• [INSTRUCTIONS TO FOLLOW] From the passage on the effects of U.S. withdrawal from international bodies, write out word for word the part that opens with the words containing "The Venice Commission, the" and closes with "authoritarian influence expands.".

• [SELECTED EXCERPT]
---*---

The Venice Commission, the Council of Europe’s constitutional advisory body that has guided democratic transitions across Eastern Europe and beyond, loses American expertise and resources. Countries seeking constitutional reform and rule of law strengthening, particularly in the Western Balkans, Eastern Europe, and former Soviet states, face weakened international support structures precisely when Russian and Chinese authoritarian influence expands.
The Freedom Online Coalition, comprising 40 democracies coordinating responses to internet censorship, surveillance, and digital authoritarianism, fractures without U.S. leadership. This coalition has issued joint statements condemning internet shutdowns, coordinated diplomatic responses to digital rights violations, and supported digital activists through the Digital Defenders Partnership. American withdrawal creates immediate operational confusion and signals to authoritarian regimes that the costs of internet repression have diminished.
UN Women loses substantial U.S. funding as part of the broader $400 million termination of gender-based violence programming. The immediate impact affects programs supporting women in conflict zones such as Ukraine, Sudan, Syria, Democratic Republic of Congo, Haiti, and Afghanistan, where gender-based violence surges amid humanitarian crises. Service delivery for survivors collapses in multiple countries as organizations lose 28% of all humanitarian gender equality funding from the single largest donor.
Medium-Term Impact (2-5 years)

---*---

• [PROVIDED DATA]
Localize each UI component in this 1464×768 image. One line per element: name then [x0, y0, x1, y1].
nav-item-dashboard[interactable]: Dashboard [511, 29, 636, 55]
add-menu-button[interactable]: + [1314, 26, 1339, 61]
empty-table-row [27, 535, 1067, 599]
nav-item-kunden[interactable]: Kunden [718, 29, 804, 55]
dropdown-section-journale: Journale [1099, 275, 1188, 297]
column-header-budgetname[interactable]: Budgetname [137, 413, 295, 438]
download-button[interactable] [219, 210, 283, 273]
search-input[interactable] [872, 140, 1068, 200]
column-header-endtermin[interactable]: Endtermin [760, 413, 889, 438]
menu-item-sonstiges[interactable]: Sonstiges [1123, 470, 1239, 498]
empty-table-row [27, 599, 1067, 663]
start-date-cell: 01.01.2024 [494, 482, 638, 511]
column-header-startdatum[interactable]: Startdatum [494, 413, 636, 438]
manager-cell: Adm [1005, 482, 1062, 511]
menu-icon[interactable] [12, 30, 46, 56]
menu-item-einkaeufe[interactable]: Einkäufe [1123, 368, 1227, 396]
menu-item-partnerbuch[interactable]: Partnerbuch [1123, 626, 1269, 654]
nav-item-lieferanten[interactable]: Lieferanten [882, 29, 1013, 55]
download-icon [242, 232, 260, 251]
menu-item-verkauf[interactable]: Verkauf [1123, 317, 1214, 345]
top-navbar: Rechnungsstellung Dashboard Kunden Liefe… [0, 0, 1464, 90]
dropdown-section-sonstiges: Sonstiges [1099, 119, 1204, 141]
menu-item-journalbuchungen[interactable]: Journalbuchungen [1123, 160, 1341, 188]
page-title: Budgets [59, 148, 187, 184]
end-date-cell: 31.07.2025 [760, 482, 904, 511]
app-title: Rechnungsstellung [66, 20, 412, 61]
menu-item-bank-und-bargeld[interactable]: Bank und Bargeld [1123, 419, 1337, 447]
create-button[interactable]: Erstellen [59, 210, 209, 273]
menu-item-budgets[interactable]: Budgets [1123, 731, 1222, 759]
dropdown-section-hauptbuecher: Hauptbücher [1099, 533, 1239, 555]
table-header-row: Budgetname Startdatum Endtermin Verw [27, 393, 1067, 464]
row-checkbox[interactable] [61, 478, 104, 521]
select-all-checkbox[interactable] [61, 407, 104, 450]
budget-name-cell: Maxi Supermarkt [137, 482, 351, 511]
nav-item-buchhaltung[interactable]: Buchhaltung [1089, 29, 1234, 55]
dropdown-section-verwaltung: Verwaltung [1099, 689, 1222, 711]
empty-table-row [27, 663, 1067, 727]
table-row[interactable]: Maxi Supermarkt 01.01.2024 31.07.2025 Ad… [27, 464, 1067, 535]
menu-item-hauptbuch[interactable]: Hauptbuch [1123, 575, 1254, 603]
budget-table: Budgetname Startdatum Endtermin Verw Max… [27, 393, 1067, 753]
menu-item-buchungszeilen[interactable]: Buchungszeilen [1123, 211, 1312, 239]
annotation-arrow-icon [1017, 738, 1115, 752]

---*---

• [TASK RESPONSE]
The Venice Commission, the Council of Europe’s constitutional advisory body that has guided democratic transitions across Eastern Europe and beyond, loses American expertise and resources. Countries seeking constitutional reform and rule of law strengthening, particularly in the Western Balkans, Eastern Europe, and former Soviet states, face weakened international support structures precisely when Russian and Chinese authoritarian influence expands.